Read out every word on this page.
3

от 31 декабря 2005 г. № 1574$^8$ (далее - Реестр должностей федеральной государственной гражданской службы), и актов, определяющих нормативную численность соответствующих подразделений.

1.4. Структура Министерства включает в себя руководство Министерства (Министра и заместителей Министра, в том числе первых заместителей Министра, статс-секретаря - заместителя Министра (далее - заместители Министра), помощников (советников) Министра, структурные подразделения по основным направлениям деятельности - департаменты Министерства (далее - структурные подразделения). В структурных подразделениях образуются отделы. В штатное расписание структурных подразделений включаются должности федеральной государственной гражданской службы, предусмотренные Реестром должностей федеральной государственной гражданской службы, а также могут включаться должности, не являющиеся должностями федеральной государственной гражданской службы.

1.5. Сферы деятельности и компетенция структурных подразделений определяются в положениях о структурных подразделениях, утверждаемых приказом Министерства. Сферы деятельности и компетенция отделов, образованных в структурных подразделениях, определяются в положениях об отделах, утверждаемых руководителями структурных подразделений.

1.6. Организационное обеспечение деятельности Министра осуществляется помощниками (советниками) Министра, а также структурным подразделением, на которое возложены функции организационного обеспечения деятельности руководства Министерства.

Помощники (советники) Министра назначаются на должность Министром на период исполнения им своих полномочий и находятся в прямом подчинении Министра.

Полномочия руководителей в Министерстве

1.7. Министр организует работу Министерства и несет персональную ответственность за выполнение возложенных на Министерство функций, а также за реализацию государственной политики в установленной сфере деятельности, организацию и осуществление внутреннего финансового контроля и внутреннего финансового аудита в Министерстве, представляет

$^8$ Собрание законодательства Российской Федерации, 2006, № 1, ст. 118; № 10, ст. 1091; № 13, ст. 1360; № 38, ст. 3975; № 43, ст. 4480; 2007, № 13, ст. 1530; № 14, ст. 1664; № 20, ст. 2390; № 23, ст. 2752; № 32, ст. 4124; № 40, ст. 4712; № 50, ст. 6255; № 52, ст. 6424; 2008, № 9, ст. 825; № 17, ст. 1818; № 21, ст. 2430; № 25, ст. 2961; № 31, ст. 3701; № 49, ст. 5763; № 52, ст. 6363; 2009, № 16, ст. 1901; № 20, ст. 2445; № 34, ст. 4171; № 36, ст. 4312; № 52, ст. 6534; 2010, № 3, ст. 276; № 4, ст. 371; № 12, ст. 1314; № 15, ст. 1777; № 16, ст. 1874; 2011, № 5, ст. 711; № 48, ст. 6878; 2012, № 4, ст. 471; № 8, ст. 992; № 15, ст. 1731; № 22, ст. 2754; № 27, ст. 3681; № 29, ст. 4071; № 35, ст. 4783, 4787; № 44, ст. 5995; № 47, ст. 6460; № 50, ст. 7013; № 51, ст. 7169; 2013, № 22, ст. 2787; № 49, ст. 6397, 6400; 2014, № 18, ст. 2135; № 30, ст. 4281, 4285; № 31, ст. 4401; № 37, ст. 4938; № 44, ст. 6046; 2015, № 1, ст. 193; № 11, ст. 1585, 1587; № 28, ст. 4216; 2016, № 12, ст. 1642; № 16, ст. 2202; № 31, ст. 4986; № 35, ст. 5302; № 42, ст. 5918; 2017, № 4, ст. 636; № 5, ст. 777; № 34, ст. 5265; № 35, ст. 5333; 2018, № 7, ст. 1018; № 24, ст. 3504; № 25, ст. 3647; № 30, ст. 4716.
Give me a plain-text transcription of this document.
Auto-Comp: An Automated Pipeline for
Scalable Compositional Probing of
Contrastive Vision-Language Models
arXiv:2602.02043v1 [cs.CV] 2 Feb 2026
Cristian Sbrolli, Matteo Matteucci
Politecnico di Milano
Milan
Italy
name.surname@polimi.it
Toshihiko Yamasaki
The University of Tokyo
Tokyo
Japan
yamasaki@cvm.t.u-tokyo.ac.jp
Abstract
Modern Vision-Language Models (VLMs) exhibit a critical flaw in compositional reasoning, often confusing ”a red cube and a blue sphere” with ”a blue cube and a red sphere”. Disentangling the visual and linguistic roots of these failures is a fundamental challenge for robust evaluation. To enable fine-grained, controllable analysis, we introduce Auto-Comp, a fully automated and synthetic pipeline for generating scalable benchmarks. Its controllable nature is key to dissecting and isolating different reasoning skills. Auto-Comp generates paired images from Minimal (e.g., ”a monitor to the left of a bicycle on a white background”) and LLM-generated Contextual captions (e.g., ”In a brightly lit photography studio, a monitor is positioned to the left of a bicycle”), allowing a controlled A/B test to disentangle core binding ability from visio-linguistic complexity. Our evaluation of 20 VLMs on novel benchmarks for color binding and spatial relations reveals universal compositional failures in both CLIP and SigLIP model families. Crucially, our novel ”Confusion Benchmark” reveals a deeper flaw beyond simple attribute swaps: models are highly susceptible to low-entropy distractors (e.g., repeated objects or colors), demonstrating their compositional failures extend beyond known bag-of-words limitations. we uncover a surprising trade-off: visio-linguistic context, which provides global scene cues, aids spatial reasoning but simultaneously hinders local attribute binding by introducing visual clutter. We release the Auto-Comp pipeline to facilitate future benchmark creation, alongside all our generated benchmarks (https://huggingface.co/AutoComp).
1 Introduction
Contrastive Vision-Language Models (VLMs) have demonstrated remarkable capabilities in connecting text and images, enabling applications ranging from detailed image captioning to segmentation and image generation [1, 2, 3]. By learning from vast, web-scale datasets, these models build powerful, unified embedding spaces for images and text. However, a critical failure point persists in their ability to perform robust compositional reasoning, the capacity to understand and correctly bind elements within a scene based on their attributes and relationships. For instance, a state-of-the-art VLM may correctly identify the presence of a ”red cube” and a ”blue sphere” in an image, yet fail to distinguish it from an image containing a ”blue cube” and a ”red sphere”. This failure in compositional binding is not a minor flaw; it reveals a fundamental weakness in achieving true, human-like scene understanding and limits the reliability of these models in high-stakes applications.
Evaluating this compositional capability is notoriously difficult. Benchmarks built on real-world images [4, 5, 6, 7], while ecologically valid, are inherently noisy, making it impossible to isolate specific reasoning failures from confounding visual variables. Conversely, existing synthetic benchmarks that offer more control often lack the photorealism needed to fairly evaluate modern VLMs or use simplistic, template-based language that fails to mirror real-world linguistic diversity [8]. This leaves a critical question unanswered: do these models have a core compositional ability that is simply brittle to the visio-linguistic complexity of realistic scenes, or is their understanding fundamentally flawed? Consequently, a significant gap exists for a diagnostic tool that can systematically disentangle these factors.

PROBLEM TO SOLVE — Filter the records, keeping only lines that contain "Министерстве", and show those lines.

WRITTEN SOLUTION —
Полномочия руководителей в Министерстве
1.7. Министр организует работу Министерства и несет персональную ответственность за выполнение возложенных на Министерство функций, а также за реализацию государственной политики в установленной сфере деятельности, организацию и осуществление внутреннего финансового контроля и внутреннего финансового аудита в Министерстве, представляет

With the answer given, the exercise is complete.